━━━ MATERIAL

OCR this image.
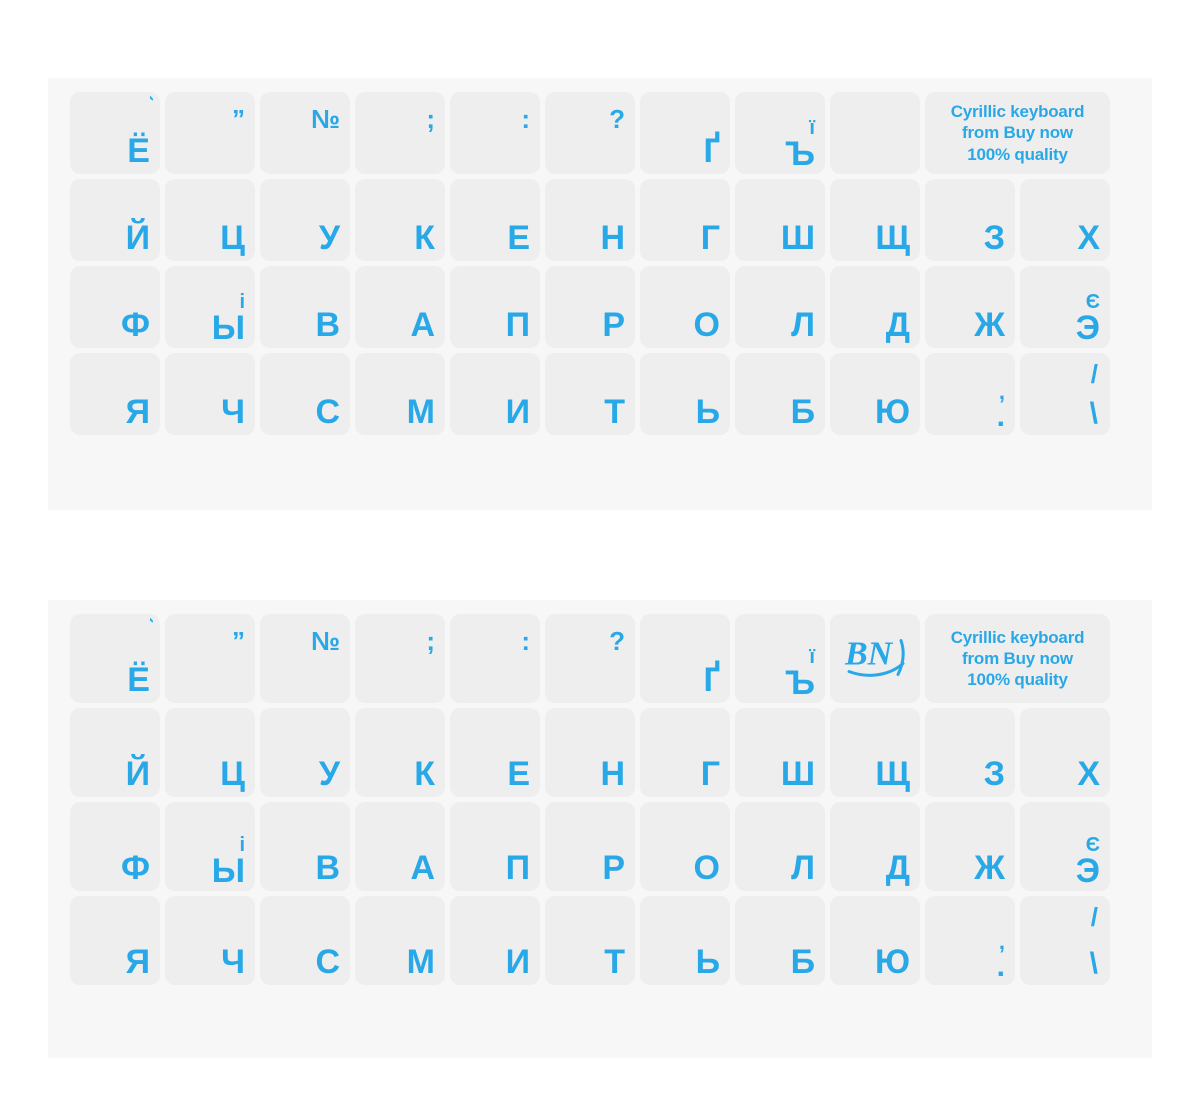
Ё
”	№	;	:	?
Ґ
ї
Ъ
Cyrillic keyboard
from Buy now
100% quality
Й	Ц	У	К	Е	Н	Г	Ш	Щ	З	Х
Ф
і
Ы	В	А	П	Р	О	Л	Д	Ж
Є
Э
Я	Ч	С	М	И	Т	Ь	Б	Ю
,
.
/
\
Ё
”	№	;	:	?
Ґ
ї
Ъ
BN	Cyrillic keyboard
from Buy now
100% quality
Й	Ц	У	К	Е	Н	Г	Ш	Щ	З	Х
Ф
і
Ы	В	А	П	Р	О	Л	Д	Ж
Є
Э
Я	Ч	С	М	И	Т	Ь	Б	Ю
,
.
/
\
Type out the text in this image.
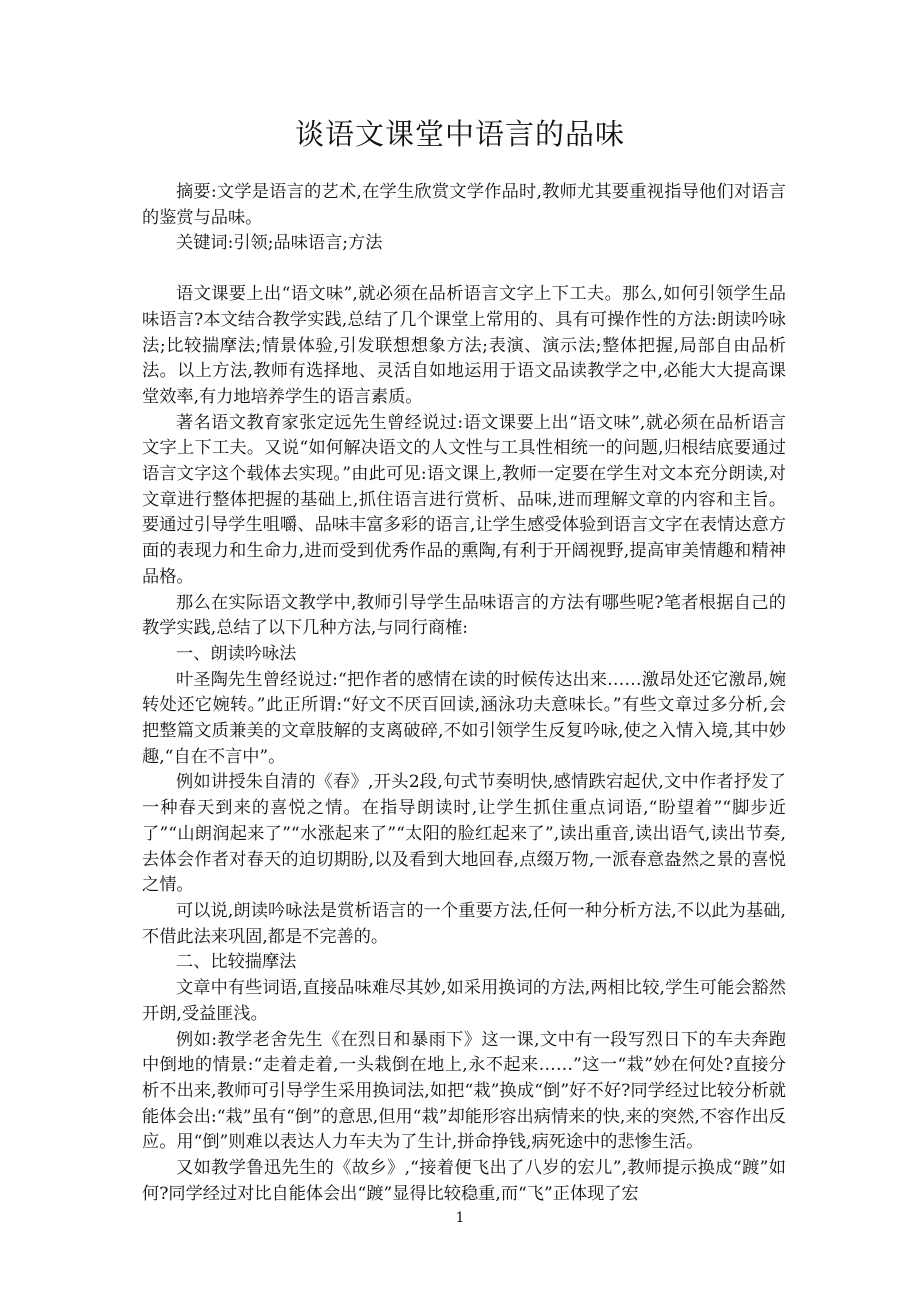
谈语文课堂中语言的品味

摘要:文学是语言的艺术,在学生欣赏文学作品时,教师尤其要重视指导他们对语言的鉴赏与品味。

关键词:引领;品味语言;方法

语文课要上出“语文味”,就必须在品析语言文字上下工夫。那么,如何引领学生品味语言?本文结合教学实践,总结了几个课堂上常用的、具有可操作性的方法:朗读吟咏法;比较揣摩法;情景体验,引发联想想象方法;表演、演示法;整体把握,局部自由品析法。以上方法,教师有选择地、灵活自如地运用于语文品读教学之中,必能大大提高课堂效率,有力地培养学生的语言素质。

著名语文教育家张定远先生曾经说过:语文课要上出“语文味”,就必须在品析语言文字上下工夫。又说“如何解决语文的人文性与工具性相统一的问题,归根结底要通过语言文字这个载体去实现。”由此可见:语文课上,教师一定要在学生对文本充分朗读,对文章进行整体把握的基础上,抓住语言进行赏析、品味,进而理解文章的内容和主旨。要通过引导学生咀嚼、品味丰富多彩的语言,让学生感受体验到语言文字在表情达意方面的表现力和生命力,进而受到优秀作品的熏陶,有利于开阔视野,提高审美情趣和精神品格。

那么在实际语文教学中,教师引导学生品味语言的方法有哪些呢?笔者根据自己的教学实践,总结了以下几种方法,与同行商榷:

一、朗读吟咏法

叶圣陶先生曾经说过:“把作者的感情在读的时候传达出来……激昂处还它激昂,婉转处还它婉转。”此正所谓:“好文不厌百回读,涵泳功夫意味长。”有些文章过多分析,会把整篇文质兼美的文章肢解的支离破碎,不如引领学生反复吟咏,使之入情入境,其中妙趣,“自在不言中”。

例如讲授朱自清的《春》,开头2段,句式节奏明快,感情跌宕起伏,文中作者抒发了一种春天到来的喜悦之情。在指导朗读时,让学生抓住重点词语,“盼望着”“脚步近了”“山朗润起来了”“水涨起来了”“太阳的脸红起来了”,读出重音,读出语气,读出节奏,去体会作者对春天的迫切期盼,以及看到大地回春,点缀万物,一派春意盎然之景的喜悦之情。

可以说,朗读吟咏法是赏析语言的一个重要方法,任何一种分析方法,不以此为基础,不借此法来巩固,都是不完善的。

二、比较揣摩法

文章中有些词语,直接品味难尽其妙,如采用换词的方法,两相比较,学生可能会豁然开朗,受益匪浅。

例如:教学老舍先生《在烈日和暴雨下》这一课,文中有一段写烈日下的车夫奔跑中倒地的情景:“走着走着,一头栽倒在地上,永不起来……”这一“栽”妙在何处?直接分析不出来,教师可引导学生采用换词法,如把“栽”换成“倒”好不好?同学经过比较分析就能体会出:“栽”虽有“倒”的意思,但用“栽”却能形容出病情来的快,来的突然,不容作出反应。用“倒”则难以表达人力车夫为了生计,拼命挣钱,病死途中的悲惨生活。

又如教学鲁迅先生的《故乡》,“接着便飞出了八岁的宏儿”,教师提示换成“踱”如何?同学经过对比自能体会出“踱”显得比较稳重,而“飞”正体现了宏

1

━━━━━━

| GIVEN REQUEST |
Show all lines in the entries above where the word "比较揣摩法" appears.

| OUTPUT FOR THIS EXERCISE |
语文课要上出“语文味”,就必须在品析语言文字上下工夫。那么,如何引领学生品味语言?本文结合教学实践,总结了几个课堂上常用的、具有可操作性的方法:朗读吟咏法;比较揣摩法;情景体验,引发联想想象方法;表演、演示法;整体把握,局部自由品析法。以上方法,教师有选择地、灵活自如地运用于语文品读教学之中,必能大大提高课堂效率,有力地培养学生的语言素质。
二、比较揣摩法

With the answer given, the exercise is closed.